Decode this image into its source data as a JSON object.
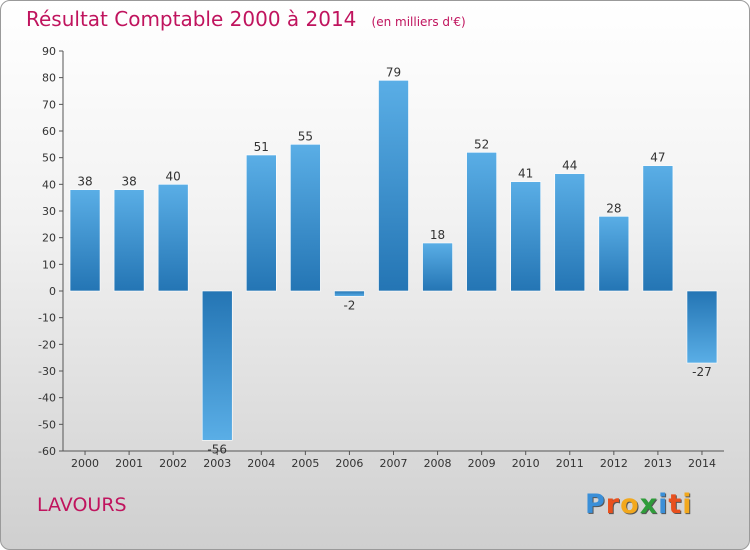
{
  "title": "Résultat Comptable 2000 à 2014",
  "unit": "(en milliers d'€)",
  "commune": "LAVOURS",
  "brand": {
    "name": "Proxiti",
    "letters": [
      {
        "ch": "P",
        "color": "#3a8fd8"
      },
      {
        "ch": "r",
        "color": "#e8501e"
      },
      {
        "ch": "o",
        "color": "#f2a81d"
      },
      {
        "ch": "x",
        "color": "#2f9c3a"
      },
      {
        "ch": "i",
        "color": "#3a8fd8"
      },
      {
        "ch": "t",
        "color": "#e8501e"
      },
      {
        "ch": "i",
        "color": "#f2a81d"
      }
    ]
  },
  "colors": {
    "bar_light": "#5aaee6",
    "bar_dark": "#2475b4",
    "text": "#c0145e"
  },
  "chart_data": {
    "type": "bar",
    "title": "Résultat Comptable 2000 à 2014",
    "categories": [
      "2000",
      "2001",
      "2002",
      "2003",
      "2004",
      "2005",
      "2006",
      "2007",
      "2008",
      "2009",
      "2010",
      "2011",
      "2012",
      "2013",
      "2014"
    ],
    "values": [
      38,
      38,
      40,
      -56,
      51,
      55,
      -2,
      79,
      18,
      52,
      41,
      44,
      28,
      47,
      -27
    ],
    "ylim": [
      -60,
      90
    ],
    "yticks": [
      90,
      80,
      70,
      60,
      50,
      40,
      30,
      20,
      10,
      0,
      -10,
      -20,
      -30,
      -40,
      -50,
      -60
    ],
    "grid": false,
    "legend": "none"
  }
}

## Aim
Omitting all images, retype each line of the records precisely.

## Response
Decode this image into its source data as a JSON object.
{
  "title": "Résultat Comptable 2000 à 2014",
  "unit": "(en milliers d'€)",
  "commune": "LAVOURS",
  "brand": {
    "name": "Proxiti",
    "letters": [
      {
        "ch": "P",
        "color": "#3a8fd8"
      },
      {
        "ch": "r",
        "color": "#e8501e"
      },
      {
        "ch": "o",
        "color": "#f2a81d"
      },
      {
        "ch": "x",
        "color": "#2f9c3a"
      },
      {
        "ch": "i",
        "color": "#3a8fd8"
      },
      {
        "ch": "t",
        "color": "#e8501e"
      },
      {
        "ch": "i",
        "color": "#f2a81d"
      }
    ]
  },
  "colors": {
    "bar_light": "#5aaee6",
    "bar_dark": "#2475b4",
    "text": "#c0145e"
  },
  "chart_data": {
    "type": "bar",
    "title": "Résultat Comptable 2000 à 2014",
    "categories": [
      "2000",
      "2001",
      "2002",
      "2003",
      "2004",
      "2005",
      "2006",
      "2007",
      "2008",
      "2009",
      "2010",
      "2011",
      "2012",
      "2013",
      "2014"
    ],
    "values": [
      38,
      38,
      40,
      -56,
      51,
      55,
      -2,
      79,
      18,
      52,
      41,
      44,
      28,
      47,
      -27
    ],
    "ylim": [
      -60,
      90
    ],
    "yticks": [
      90,
      80,
      70,
      60,
      50,
      40,
      30,
      20,
      10,
      0,
      -10,
      -20,
      -30,
      -40,
      -50,
      -60
    ],
    "grid": false,
    "legend": "none"
  }
}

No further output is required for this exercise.